GIVEN RECORDS
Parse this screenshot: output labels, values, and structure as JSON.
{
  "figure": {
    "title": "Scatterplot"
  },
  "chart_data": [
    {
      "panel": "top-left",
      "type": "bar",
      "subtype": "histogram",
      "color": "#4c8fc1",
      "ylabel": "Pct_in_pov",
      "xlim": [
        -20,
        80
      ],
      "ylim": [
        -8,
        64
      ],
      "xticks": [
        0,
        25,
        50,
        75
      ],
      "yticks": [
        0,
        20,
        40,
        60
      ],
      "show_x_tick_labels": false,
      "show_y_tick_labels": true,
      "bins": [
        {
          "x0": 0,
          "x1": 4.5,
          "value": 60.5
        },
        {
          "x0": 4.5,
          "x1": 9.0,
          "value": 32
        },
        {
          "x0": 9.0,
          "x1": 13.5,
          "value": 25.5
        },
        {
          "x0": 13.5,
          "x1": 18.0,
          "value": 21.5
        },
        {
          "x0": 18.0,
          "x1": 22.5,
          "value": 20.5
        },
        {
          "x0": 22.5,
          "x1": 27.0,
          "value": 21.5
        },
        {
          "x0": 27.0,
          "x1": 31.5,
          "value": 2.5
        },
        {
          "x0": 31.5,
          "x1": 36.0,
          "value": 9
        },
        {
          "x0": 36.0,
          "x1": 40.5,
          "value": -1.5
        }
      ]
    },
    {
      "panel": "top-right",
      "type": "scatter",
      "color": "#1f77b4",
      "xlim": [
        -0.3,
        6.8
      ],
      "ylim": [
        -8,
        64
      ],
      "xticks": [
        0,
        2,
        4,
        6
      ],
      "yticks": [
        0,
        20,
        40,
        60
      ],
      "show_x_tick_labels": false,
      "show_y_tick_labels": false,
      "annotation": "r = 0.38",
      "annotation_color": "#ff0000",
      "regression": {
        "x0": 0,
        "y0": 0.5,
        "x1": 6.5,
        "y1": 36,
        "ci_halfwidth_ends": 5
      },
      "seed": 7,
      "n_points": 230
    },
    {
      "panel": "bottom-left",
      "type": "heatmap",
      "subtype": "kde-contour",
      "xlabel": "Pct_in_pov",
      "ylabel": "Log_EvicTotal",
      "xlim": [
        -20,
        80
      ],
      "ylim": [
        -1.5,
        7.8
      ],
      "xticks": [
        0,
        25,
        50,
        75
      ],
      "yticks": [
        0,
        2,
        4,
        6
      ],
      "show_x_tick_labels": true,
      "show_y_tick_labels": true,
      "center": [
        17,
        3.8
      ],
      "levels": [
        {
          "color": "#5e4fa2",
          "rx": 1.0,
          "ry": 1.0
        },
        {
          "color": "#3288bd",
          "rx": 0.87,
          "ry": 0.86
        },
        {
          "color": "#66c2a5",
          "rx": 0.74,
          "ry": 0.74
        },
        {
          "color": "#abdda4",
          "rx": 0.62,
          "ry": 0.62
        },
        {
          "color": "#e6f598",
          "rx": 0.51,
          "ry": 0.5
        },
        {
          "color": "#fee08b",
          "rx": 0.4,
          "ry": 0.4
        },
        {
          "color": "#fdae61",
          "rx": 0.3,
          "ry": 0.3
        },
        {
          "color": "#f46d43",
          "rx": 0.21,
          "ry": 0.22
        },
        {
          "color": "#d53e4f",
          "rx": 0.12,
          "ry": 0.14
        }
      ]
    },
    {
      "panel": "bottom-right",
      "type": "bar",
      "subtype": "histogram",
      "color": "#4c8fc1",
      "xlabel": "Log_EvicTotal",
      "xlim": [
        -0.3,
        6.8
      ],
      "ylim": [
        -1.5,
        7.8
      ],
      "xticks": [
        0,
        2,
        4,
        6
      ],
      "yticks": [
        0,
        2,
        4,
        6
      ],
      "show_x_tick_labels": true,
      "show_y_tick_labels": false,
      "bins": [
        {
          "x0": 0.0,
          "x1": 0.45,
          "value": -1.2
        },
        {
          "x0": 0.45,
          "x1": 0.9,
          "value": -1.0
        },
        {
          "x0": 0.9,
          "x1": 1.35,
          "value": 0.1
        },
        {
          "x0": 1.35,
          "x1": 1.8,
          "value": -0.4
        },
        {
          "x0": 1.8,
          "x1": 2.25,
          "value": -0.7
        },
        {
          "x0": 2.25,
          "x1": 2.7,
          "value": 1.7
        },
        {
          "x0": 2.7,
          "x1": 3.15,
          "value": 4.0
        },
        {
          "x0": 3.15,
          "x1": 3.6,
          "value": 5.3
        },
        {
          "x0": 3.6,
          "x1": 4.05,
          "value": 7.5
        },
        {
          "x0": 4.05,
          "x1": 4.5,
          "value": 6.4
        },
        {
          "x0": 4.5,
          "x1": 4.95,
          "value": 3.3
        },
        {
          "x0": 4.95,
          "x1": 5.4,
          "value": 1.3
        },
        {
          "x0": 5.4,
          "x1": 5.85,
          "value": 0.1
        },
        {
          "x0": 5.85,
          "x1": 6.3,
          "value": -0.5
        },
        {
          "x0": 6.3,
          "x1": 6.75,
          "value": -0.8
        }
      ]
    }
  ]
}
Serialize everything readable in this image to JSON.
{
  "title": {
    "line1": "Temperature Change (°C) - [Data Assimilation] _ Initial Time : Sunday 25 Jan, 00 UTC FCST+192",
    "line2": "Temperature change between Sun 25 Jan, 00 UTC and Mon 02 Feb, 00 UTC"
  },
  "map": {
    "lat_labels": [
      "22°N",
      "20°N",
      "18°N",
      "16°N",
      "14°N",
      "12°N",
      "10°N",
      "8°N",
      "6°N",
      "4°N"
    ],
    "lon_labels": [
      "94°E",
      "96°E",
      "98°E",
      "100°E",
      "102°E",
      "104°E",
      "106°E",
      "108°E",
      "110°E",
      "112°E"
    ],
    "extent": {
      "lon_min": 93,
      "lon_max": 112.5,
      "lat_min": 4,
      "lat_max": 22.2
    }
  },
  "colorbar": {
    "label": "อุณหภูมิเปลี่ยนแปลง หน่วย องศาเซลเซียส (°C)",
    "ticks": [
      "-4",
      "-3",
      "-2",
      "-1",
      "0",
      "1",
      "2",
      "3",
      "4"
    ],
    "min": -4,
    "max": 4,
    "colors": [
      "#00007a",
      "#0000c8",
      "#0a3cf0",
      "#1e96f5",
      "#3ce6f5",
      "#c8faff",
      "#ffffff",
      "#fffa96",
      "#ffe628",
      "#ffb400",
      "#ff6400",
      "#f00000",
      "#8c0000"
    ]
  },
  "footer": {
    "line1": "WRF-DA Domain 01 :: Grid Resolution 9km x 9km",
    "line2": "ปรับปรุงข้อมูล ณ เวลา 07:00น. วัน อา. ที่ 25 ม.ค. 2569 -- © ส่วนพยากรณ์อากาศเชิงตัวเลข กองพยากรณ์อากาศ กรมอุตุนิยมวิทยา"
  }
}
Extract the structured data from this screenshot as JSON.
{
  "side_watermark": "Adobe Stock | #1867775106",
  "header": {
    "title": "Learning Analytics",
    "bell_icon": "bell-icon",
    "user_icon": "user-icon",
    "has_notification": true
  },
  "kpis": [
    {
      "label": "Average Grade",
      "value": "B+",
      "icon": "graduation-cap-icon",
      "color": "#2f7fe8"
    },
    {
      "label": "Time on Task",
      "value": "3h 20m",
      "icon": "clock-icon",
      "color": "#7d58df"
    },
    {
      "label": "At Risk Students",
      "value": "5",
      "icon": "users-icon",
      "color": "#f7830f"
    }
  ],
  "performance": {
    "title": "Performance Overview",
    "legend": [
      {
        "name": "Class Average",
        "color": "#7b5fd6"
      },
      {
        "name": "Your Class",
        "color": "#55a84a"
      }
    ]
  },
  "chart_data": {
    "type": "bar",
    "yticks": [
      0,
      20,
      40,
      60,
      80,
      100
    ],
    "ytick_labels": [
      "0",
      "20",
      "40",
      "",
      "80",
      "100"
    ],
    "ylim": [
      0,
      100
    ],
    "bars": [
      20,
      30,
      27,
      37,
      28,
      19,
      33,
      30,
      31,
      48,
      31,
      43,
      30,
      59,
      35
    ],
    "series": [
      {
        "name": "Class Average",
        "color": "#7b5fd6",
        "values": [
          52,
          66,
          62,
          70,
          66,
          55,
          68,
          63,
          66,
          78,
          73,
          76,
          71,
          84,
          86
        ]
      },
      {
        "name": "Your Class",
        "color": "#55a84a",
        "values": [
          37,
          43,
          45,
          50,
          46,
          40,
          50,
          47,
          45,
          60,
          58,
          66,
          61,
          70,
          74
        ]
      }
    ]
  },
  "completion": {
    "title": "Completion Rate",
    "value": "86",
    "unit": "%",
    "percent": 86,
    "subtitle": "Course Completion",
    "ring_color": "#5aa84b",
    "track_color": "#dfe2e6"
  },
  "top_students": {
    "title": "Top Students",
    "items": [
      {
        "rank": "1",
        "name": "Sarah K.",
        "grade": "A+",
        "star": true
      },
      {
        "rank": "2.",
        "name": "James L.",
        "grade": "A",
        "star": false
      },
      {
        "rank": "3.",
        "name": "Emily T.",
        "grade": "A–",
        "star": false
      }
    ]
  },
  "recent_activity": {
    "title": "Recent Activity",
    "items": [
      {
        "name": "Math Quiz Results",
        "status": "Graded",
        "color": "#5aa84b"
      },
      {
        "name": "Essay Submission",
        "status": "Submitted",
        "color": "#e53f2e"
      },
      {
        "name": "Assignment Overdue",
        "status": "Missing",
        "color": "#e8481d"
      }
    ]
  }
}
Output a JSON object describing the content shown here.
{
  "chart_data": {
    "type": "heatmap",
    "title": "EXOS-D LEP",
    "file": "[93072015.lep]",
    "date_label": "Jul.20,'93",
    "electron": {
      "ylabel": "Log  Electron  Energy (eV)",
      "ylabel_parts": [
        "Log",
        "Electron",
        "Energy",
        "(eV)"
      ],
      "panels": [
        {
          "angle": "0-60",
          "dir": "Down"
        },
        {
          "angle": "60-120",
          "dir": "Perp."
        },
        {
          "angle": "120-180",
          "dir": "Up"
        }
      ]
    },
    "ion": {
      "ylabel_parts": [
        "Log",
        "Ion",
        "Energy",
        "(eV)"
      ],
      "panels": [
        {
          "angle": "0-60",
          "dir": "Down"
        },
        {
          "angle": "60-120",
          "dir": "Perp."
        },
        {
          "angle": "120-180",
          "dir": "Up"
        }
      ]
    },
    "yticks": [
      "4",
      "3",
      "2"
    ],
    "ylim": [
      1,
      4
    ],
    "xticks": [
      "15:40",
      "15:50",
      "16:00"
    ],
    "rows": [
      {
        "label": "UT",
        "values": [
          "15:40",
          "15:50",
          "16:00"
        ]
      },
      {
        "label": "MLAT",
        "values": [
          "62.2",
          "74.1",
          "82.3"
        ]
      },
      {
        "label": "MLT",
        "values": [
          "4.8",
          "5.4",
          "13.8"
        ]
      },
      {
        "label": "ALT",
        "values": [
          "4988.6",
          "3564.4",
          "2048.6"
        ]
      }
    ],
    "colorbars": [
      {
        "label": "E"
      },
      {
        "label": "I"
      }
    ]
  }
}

PROBLEM DETAILS
Identify every line above that includes the word "xlabel", and show those lines.

SOLUTION
      "xlabel": "Pct_in_pov",
      "xlabel": "Log_EvicTotal",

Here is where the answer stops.